# Task description:
Reproduce the listing below exactly. Pictures do not belong in the copy.

Stored data:
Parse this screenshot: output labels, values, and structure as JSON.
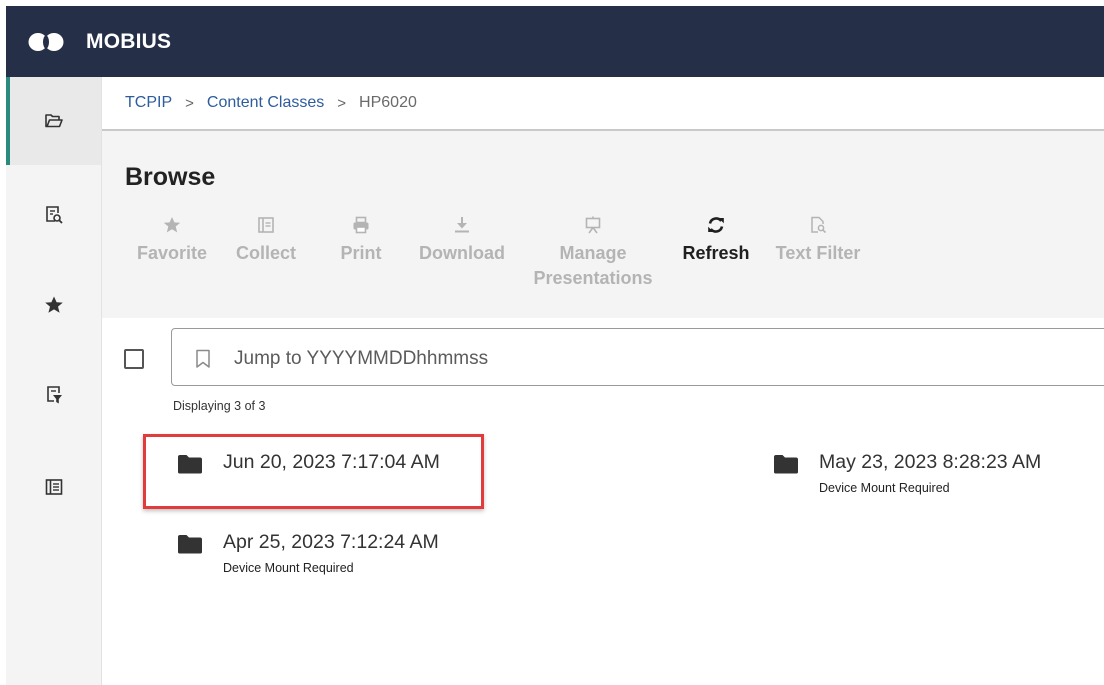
{
  "header": {
    "title": "MOBIUS",
    "logo_icon": "mobius-logo-icon"
  },
  "sidebar": {
    "items": [
      {
        "icon": "folder-open-icon",
        "active": true
      },
      {
        "icon": "document-search-icon",
        "active": false
      },
      {
        "icon": "star-icon",
        "active": false
      },
      {
        "icon": "filter-list-icon",
        "active": false
      },
      {
        "icon": "report-icon",
        "active": false
      }
    ]
  },
  "breadcrumb": {
    "items": [
      "TCPIP",
      "Content Classes",
      "HP6020"
    ],
    "separator": ">"
  },
  "browse": {
    "title": "Browse",
    "toolbar": {
      "favorite": "Favorite",
      "collect": "Collect",
      "print": "Print",
      "download": "Download",
      "manage_line1": "Manage",
      "manage_line2": "Presentations",
      "refresh": "Refresh",
      "text_filter": "Text Filter"
    }
  },
  "jump": {
    "placeholder": "Jump to YYYYMMDDhhmmss",
    "value": ""
  },
  "display_count": "Displaying 3 of 3",
  "results": [
    {
      "title": "Jun 20, 2023 7:17:04 AM",
      "subtitle": ""
    },
    {
      "title": "May 23, 2023 8:28:23 AM",
      "subtitle": "Device Mount Required"
    },
    {
      "title": "Apr 25, 2023 7:12:24 AM",
      "subtitle": "Device Mount Required"
    }
  ],
  "colors": {
    "header_bg": "#252f47",
    "active_accent": "#2a8a7e",
    "link": "#2e5c9c",
    "highlight": "#e23b3b",
    "disabled_text": "#b4b4b4"
  }
}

# Exercise output:
Parse this screenshot: output labels, values, and structure as JSON.
{
  "header": {
    "title": "MOBIUS",
    "logo_icon": "mobius-logo-icon"
  },
  "sidebar": {
    "items": [
      {
        "icon": "folder-open-icon",
        "active": true
      },
      {
        "icon": "document-search-icon",
        "active": false
      },
      {
        "icon": "star-icon",
        "active": false
      },
      {
        "icon": "filter-list-icon",
        "active": false
      },
      {
        "icon": "report-icon",
        "active": false
      }
    ]
  },
  "breadcrumb": {
    "items": [
      "TCPIP",
      "Content Classes",
      "HP6020"
    ],
    "separator": ">"
  },
  "browse": {
    "title": "Browse",
    "toolbar": {
      "favorite": "Favorite",
      "collect": "Collect",
      "print": "Print",
      "download": "Download",
      "manage_line1": "Manage",
      "manage_line2": "Presentations",
      "refresh": "Refresh",
      "text_filter": "Text Filter"
    }
  },
  "jump": {
    "placeholder": "Jump to YYYYMMDDhhmmss",
    "value": ""
  },
  "display_count": "Displaying 3 of 3",
  "results": [
    {
      "title": "Jun 20, 2023 7:17:04 AM",
      "subtitle": ""
    },
    {
      "title": "May 23, 2023 8:28:23 AM",
      "subtitle": "Device Mount Required"
    },
    {
      "title": "Apr 25, 2023 7:12:24 AM",
      "subtitle": "Device Mount Required"
    }
  ],
  "colors": {
    "header_bg": "#252f47",
    "active_accent": "#2a8a7e",
    "link": "#2e5c9c",
    "highlight": "#e23b3b",
    "disabled_text": "#b4b4b4"
  }
}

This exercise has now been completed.